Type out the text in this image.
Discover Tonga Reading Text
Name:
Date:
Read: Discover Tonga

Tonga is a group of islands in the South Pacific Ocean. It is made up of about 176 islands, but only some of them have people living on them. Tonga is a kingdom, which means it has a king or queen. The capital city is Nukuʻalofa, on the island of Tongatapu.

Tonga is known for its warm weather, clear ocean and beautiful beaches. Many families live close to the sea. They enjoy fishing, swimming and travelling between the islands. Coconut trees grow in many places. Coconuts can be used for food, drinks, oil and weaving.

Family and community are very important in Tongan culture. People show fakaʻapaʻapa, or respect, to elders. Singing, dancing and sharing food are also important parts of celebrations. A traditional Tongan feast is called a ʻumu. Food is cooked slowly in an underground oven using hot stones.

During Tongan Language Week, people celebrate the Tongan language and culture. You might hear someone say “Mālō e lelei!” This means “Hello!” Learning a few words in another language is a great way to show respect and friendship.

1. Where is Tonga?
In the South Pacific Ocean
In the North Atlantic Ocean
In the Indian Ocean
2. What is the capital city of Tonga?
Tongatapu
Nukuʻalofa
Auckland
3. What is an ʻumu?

▶ **TASK BRIEF**: Search the data above for the string "Nukuʻalofa" and copy each line that has it.

▶ **FULL RESPONSE**:
Tonga is a group of islands in the South Pacific Ocean. It is made up of about 176 islands, but only some of them have people living on them. Tonga is a kingdom, which means it has a king or queen. The capital city is Nukuʻalofa, on the island of Tongatapu.
Nukuʻalofa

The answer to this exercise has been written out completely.